(Extracted records)
--- Begin ---
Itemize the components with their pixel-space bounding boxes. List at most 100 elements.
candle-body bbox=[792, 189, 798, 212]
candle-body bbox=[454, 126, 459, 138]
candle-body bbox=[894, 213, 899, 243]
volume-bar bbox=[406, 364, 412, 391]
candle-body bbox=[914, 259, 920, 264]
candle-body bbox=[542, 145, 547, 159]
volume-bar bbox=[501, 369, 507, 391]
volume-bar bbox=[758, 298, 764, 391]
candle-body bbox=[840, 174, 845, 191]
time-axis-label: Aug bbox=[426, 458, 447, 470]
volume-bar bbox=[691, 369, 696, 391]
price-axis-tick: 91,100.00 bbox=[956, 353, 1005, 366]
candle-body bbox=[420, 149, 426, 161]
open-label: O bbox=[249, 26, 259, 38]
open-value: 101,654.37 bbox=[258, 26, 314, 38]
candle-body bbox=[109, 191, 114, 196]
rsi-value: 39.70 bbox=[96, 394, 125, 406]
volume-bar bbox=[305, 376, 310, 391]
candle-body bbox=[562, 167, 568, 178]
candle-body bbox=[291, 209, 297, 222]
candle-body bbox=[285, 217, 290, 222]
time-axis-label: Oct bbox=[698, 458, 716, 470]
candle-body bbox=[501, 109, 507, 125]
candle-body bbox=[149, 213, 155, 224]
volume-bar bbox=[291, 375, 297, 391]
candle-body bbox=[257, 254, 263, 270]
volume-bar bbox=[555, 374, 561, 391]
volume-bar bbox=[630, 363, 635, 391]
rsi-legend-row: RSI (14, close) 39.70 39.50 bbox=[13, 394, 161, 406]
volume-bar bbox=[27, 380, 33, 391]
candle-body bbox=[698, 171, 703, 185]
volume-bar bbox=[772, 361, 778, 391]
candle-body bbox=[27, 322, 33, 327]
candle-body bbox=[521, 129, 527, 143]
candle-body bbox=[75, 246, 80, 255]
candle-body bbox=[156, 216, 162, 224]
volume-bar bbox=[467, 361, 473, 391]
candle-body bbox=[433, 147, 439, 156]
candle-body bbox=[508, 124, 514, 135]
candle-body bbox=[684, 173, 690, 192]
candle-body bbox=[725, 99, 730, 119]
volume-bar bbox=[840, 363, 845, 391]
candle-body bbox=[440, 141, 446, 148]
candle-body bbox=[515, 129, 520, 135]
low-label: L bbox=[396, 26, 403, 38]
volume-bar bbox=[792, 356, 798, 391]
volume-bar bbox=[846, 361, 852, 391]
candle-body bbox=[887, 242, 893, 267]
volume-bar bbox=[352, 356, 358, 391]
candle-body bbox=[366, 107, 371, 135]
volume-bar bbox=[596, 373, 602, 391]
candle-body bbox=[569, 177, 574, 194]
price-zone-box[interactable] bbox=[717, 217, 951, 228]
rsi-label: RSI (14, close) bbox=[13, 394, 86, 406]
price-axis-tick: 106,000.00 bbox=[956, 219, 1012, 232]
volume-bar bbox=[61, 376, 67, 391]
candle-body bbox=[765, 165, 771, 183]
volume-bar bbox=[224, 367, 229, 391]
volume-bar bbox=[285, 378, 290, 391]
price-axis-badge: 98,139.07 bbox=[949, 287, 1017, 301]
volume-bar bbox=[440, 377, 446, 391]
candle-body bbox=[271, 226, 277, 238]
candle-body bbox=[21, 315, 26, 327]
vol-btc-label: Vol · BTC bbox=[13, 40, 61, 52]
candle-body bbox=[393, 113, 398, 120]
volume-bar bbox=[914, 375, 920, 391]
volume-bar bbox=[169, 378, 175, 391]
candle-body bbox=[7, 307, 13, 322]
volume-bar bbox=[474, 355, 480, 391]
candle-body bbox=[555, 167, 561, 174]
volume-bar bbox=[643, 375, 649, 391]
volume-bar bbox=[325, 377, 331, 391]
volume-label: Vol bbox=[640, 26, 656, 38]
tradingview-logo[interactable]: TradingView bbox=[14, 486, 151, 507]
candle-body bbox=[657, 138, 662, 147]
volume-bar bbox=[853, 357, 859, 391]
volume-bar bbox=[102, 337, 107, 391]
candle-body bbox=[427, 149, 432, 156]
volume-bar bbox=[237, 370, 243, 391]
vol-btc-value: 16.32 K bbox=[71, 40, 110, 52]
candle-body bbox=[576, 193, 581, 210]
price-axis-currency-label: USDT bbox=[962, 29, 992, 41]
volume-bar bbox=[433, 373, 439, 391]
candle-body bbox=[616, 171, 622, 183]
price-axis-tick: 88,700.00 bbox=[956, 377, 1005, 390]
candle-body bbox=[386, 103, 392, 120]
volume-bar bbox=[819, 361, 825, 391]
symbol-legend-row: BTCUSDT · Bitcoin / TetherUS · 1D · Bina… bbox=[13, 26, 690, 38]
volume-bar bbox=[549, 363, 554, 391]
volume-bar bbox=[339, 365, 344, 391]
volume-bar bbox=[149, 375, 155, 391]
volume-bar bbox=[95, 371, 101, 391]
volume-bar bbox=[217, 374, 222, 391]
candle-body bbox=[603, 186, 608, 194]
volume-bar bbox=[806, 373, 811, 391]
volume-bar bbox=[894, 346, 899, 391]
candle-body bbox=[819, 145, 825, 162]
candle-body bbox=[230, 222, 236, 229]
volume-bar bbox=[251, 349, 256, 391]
--- End ---
--- Begin ---
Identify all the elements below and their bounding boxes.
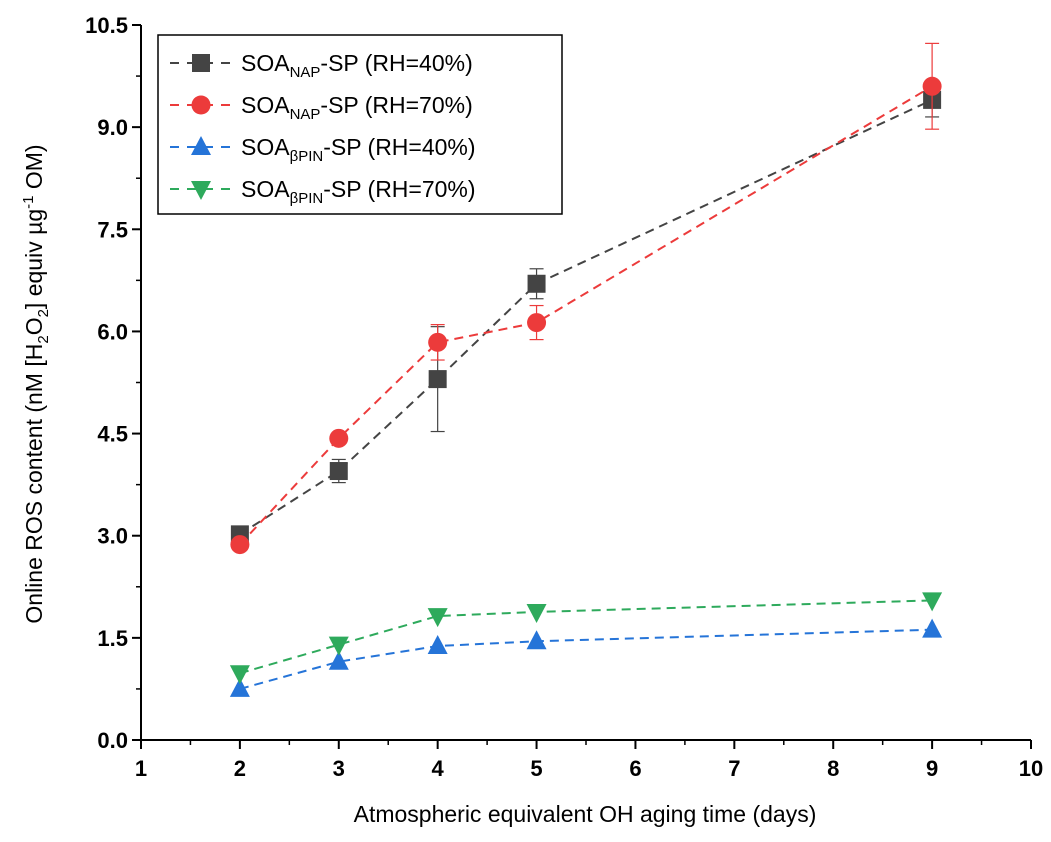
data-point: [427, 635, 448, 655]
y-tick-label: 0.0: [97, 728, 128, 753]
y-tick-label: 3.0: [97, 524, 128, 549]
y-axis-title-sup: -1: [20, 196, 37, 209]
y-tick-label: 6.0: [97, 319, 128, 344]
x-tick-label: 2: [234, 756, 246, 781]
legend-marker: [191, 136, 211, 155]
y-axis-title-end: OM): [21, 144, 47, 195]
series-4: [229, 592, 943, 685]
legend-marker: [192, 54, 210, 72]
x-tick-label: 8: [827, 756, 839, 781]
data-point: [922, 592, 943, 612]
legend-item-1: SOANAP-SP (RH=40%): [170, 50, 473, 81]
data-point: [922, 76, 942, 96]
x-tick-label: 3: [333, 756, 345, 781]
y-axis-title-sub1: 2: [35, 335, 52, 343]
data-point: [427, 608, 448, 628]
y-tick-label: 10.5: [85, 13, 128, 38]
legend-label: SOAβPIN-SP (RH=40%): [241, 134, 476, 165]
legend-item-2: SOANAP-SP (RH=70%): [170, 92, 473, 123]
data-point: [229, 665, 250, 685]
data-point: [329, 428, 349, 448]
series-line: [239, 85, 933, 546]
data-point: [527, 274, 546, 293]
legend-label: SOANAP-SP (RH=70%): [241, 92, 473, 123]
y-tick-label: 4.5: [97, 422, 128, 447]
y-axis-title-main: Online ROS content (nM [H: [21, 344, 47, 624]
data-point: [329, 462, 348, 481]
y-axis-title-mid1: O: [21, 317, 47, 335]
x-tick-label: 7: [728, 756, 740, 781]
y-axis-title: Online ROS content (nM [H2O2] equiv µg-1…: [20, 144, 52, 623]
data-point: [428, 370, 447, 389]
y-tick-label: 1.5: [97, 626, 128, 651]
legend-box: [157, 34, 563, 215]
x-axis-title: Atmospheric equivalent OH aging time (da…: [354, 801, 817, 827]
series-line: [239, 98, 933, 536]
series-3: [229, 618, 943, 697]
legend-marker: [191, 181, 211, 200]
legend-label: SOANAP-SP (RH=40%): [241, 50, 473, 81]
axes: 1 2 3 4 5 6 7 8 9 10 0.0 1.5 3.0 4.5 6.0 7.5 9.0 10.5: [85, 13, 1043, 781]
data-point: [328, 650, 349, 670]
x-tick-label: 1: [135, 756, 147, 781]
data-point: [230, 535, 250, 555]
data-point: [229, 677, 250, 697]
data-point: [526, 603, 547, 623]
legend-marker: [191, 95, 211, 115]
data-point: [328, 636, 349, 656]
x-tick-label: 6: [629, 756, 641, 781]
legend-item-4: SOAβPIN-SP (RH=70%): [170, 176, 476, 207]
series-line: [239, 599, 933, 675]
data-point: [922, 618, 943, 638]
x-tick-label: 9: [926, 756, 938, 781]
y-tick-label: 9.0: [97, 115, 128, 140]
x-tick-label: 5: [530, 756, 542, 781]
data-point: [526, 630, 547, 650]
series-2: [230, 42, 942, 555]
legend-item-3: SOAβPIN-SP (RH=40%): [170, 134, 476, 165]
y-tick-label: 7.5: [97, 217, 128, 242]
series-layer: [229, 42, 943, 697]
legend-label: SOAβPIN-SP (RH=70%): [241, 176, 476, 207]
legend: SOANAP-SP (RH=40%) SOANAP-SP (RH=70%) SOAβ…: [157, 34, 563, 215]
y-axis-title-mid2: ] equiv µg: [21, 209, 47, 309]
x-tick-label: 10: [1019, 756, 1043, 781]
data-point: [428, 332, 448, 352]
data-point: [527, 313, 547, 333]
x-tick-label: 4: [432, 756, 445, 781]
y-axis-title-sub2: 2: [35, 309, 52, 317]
--- End ---
--- Begin ---
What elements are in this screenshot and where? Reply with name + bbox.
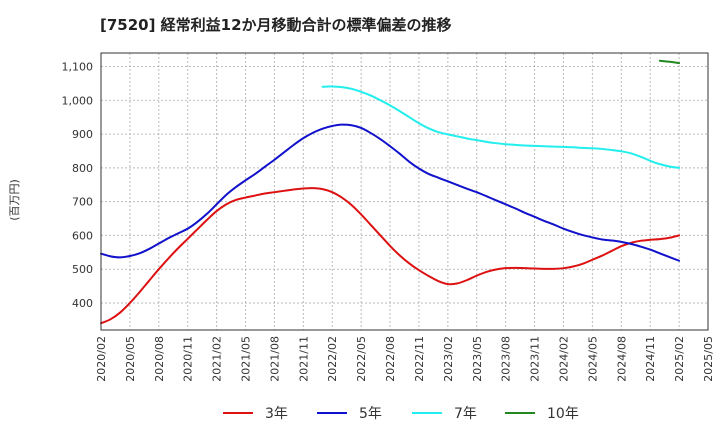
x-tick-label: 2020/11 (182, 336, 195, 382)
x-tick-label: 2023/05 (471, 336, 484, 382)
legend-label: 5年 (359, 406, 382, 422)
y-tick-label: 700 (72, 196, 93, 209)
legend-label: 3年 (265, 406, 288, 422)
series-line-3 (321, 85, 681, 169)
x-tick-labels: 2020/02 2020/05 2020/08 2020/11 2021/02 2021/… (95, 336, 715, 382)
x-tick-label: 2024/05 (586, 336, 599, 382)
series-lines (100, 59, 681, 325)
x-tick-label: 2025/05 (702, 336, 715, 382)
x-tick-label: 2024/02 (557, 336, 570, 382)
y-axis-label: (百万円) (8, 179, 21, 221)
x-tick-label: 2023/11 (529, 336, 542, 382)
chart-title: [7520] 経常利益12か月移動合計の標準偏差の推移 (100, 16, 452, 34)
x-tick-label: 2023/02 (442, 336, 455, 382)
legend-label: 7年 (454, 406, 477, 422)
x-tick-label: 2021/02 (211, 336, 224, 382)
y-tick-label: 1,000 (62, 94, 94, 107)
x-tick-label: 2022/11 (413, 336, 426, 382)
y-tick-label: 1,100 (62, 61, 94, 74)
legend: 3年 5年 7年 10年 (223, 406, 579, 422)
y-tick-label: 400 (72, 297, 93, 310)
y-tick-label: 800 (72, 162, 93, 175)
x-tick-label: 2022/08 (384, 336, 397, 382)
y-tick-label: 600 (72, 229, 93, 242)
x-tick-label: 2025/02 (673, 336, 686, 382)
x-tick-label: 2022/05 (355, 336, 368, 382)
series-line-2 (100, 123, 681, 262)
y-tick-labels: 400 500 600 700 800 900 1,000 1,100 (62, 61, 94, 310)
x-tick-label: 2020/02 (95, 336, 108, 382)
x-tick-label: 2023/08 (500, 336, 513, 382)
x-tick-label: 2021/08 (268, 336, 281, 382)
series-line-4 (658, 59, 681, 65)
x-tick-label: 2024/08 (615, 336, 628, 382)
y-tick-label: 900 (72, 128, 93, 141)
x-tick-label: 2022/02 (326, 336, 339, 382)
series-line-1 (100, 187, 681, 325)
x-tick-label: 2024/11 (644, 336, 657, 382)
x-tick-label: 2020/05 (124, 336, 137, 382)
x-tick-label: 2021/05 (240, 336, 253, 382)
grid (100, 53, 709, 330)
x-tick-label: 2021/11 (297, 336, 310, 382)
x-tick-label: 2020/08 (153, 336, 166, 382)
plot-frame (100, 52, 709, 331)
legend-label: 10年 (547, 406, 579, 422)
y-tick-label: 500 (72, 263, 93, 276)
--- End ---
(Task instructions)
Please write out the lines starting with the line containing "Itemize the components" and going on through the line containing "candle-body bbox=[914, 259, 920, 264]", substituting "volume-column" for "volume-bar" and leaving everything else unchanged.

(Response to the exercise)
Itemize the components with their pixel-space bounding boxes. List at most 100 elements.
candle-body bbox=[792, 189, 798, 212]
candle-body bbox=[454, 126, 459, 138]
candle-body bbox=[894, 213, 899, 243]
volume-column bbox=[406, 364, 412, 391]
candle-body bbox=[914, 259, 920, 264]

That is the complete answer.